*** Records for the exercise
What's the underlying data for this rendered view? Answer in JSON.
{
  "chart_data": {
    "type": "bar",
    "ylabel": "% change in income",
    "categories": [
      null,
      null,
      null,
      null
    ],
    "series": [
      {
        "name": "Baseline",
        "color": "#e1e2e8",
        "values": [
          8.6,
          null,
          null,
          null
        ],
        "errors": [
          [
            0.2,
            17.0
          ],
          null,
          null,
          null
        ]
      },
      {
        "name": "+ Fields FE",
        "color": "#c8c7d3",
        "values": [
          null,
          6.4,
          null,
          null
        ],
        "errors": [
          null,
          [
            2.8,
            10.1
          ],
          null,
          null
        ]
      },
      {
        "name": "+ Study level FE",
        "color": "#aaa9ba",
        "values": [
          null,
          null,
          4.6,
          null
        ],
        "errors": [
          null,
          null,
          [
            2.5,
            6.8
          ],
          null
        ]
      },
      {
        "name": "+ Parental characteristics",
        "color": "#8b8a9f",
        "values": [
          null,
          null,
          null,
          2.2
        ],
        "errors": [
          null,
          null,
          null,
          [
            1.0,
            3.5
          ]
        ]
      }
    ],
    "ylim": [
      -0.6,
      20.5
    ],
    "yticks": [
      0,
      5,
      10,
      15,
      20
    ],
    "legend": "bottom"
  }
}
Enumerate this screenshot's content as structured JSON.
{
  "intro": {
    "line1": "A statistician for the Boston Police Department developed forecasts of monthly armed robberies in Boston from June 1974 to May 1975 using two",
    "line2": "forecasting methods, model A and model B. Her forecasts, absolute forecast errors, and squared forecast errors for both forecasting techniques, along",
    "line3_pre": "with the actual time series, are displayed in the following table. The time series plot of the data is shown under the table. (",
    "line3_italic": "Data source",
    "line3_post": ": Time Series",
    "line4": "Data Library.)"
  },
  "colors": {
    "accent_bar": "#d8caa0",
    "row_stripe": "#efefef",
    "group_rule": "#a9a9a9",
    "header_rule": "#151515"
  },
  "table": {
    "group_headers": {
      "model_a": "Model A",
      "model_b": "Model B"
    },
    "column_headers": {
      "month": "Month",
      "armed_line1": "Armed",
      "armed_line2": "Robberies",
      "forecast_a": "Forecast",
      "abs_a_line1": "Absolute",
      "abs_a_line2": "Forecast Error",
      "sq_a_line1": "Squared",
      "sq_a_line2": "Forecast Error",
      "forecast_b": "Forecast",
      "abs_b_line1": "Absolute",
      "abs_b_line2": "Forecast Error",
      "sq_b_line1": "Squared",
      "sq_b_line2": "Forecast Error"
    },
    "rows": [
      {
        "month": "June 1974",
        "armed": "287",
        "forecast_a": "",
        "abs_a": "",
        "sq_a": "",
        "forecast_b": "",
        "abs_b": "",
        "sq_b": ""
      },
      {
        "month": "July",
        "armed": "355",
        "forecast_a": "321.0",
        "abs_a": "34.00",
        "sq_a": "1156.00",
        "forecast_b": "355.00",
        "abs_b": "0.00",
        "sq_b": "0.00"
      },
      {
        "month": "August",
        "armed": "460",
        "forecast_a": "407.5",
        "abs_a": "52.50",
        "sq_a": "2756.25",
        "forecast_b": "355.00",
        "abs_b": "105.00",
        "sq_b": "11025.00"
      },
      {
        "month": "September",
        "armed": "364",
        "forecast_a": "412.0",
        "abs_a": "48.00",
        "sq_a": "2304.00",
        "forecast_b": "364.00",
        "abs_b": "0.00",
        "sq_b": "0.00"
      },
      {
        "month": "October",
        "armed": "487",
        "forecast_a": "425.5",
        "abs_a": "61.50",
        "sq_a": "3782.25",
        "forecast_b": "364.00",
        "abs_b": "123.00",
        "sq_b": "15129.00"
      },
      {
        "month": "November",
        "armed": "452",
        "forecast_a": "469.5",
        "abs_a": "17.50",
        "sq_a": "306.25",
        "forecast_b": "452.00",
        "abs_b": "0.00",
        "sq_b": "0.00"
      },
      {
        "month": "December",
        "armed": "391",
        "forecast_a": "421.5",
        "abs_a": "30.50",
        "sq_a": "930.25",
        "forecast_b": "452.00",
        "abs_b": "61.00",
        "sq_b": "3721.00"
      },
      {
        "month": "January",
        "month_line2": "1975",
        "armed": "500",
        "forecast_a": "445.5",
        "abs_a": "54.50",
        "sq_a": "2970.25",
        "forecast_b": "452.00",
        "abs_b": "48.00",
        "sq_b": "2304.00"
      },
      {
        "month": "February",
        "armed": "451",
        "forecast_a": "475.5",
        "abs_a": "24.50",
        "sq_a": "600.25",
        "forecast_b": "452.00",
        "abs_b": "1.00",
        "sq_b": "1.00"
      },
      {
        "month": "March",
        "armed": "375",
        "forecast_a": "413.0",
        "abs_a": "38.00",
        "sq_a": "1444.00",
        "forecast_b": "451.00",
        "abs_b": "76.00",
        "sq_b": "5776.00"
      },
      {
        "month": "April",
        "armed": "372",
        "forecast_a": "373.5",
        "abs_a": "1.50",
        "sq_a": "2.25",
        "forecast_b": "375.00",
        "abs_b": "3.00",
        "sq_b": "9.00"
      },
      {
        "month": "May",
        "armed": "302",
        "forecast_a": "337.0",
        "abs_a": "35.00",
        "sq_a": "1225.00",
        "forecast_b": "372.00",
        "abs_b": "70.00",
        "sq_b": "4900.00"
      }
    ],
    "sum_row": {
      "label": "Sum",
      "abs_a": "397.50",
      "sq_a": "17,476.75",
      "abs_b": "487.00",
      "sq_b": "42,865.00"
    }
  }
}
******
What is asked
Go through the listing above and restate it word for word.

Complete response
What's the underlying data for this rendered view? Answer in JSON.
{
  "chart_data": {
    "type": "bar",
    "ylabel": "% change in income",
    "categories": [
      null,
      null,
      null,
      null
    ],
    "series": [
      {
        "name": "Baseline",
        "color": "#e1e2e8",
        "values": [
          8.6,
          null,
          null,
          null
        ],
        "errors": [
          [
            0.2,
            17.0
          ],
          null,
          null,
          null
        ]
      },
      {
        "name": "+ Fields FE",
        "color": "#c8c7d3",
        "values": [
          null,
          6.4,
          null,
          null
        ],
        "errors": [
          null,
          [
            2.8,
            10.1
          ],
          null,
          null
        ]
      },
      {
        "name": "+ Study level FE",
        "color": "#aaa9ba",
        "values": [
          null,
          null,
          4.6,
          null
        ],
        "errors": [
          null,
          null,
          [
            2.5,
            6.8
          ],
          null
        ]
      },
      {
        "name": "+ Parental characteristics",
        "color": "#8b8a9f",
        "values": [
          null,
          null,
          null,
          2.2
        ],
        "errors": [
          null,
          null,
          null,
          [
            1.0,
            3.5
          ]
        ]
      }
    ],
    "ylim": [
      -0.6,
      20.5
    ],
    "yticks": [
      0,
      5,
      10,
      15,
      20
    ],
    "legend": "bottom"
  }
}
Enumerate this screenshot's content as structured JSON.
{
  "intro": {
    "line1": "A statistician for the Boston Police Department developed forecasts of monthly armed robberies in Boston from June 1974 to May 1975 using two",
    "line2": "forecasting methods, model A and model B. Her forecasts, absolute forecast errors, and squared forecast errors for both forecasting techniques, along",
    "line3_pre": "with the actual time series, are displayed in the following table. The time series plot of the data is shown under the table. (",
    "line3_italic": "Data source",
    "line3_post": ": Time Series",
    "line4": "Data Library.)"
  },
  "colors": {
    "accent_bar": "#d8caa0",
    "row_stripe": "#efefef",
    "group_rule": "#a9a9a9",
    "header_rule": "#151515"
  },
  "table": {
    "group_headers": {
      "model_a": "Model A",
      "model_b": "Model B"
    },
    "column_headers": {
      "month": "Month",
      "armed_line1": "Armed",
      "armed_line2": "Robberies",
      "forecast_a": "Forecast",
      "abs_a_line1": "Absolute",
      "abs_a_line2": "Forecast Error",
      "sq_a_line1": "Squared",
      "sq_a_line2": "Forecast Error",
      "forecast_b": "Forecast",
      "abs_b_line1": "Absolute",
      "abs_b_line2": "Forecast Error",
      "sq_b_line1": "Squared",
      "sq_b_line2": "Forecast Error"
    },
    "rows": [
      {
        "month": "June 1974",
        "armed": "287",
        "forecast_a": "",
        "abs_a": "",
        "sq_a": "",
        "forecast_b": "",
        "abs_b": "",
        "sq_b": ""
      },
      {
        "month": "July",
        "armed": "355",
        "forecast_a": "321.0",
        "abs_a": "34.00",
        "sq_a": "1156.00",
        "forecast_b": "355.00",
        "abs_b": "0.00",
        "sq_b": "0.00"
      },
      {
        "month": "August",
        "armed": "460",
        "forecast_a": "407.5",
        "abs_a": "52.50",
        "sq_a": "2756.25",
        "forecast_b": "355.00",
        "abs_b": "105.00",
        "sq_b": "11025.00"
      },
      {
        "month": "September",
        "armed": "364",
        "forecast_a": "412.0",
        "abs_a": "48.00",
        "sq_a": "2304.00",
        "forecast_b": "364.00",
        "abs_b": "0.00",
        "sq_b": "0.00"
      },
      {
        "month": "October",
        "armed": "487",
        "forecast_a": "425.5",
        "abs_a": "61.50",
        "sq_a": "3782.25",
        "forecast_b": "364.00",
        "abs_b": "123.00",
        "sq_b": "15129.00"
      },
      {
        "month": "November",
        "armed": "452",
        "forecast_a": "469.5",
        "abs_a": "17.50",
        "sq_a": "306.25",
        "forecast_b": "452.00",
        "abs_b": "0.00",
        "sq_b": "0.00"
      },
      {
        "month": "December",
        "armed": "391",
        "forecast_a": "421.5",
        "abs_a": "30.50",
        "sq_a": "930.25",
        "forecast_b": "452.00",
        "abs_b": "61.00",
        "sq_b": "3721.00"
      },
      {
        "month": "January",
        "month_line2": "1975",
        "armed": "500",
        "forecast_a": "445.5",
        "abs_a": "54.50",
        "sq_a": "2970.25",
        "forecast_b": "452.00",
        "abs_b": "48.00",
        "sq_b": "2304.00"
      },
      {
        "month": "February",
        "armed": "451",
        "forecast_a": "475.5",
        "abs_a": "24.50",
        "sq_a": "600.25",
        "forecast_b": "452.00",
        "abs_b": "1.00",
        "sq_b": "1.00"
      },
      {
        "month": "March",
        "armed": "375",
        "forecast_a": "413.0",
        "abs_a": "38.00",
        "sq_a": "1444.00",
        "forecast_b": "451.00",
        "abs_b": "76.00",
        "sq_b": "5776.00"
      },
      {
        "month": "April",
        "armed": "372",
        "forecast_a": "373.5",
        "abs_a": "1.50",
        "sq_a": "2.25",
        "forecast_b": "375.00",
        "abs_b": "3.00",
        "sq_b": "9.00"
      },
      {
        "month": "May",
        "armed": "302",
        "forecast_a": "337.0",
        "abs_a": "35.00",
        "sq_a": "1225.00",
        "forecast_b": "372.00",
        "abs_b": "70.00",
        "sq_b": "4900.00"
      }
    ],
    "sum_row": {
      "label": "Sum",
      "abs_a": "397.50",
      "sq_a": "17,476.75",
      "abs_b": "487.00",
      "sq_b": "42,865.00"
    }
  }
}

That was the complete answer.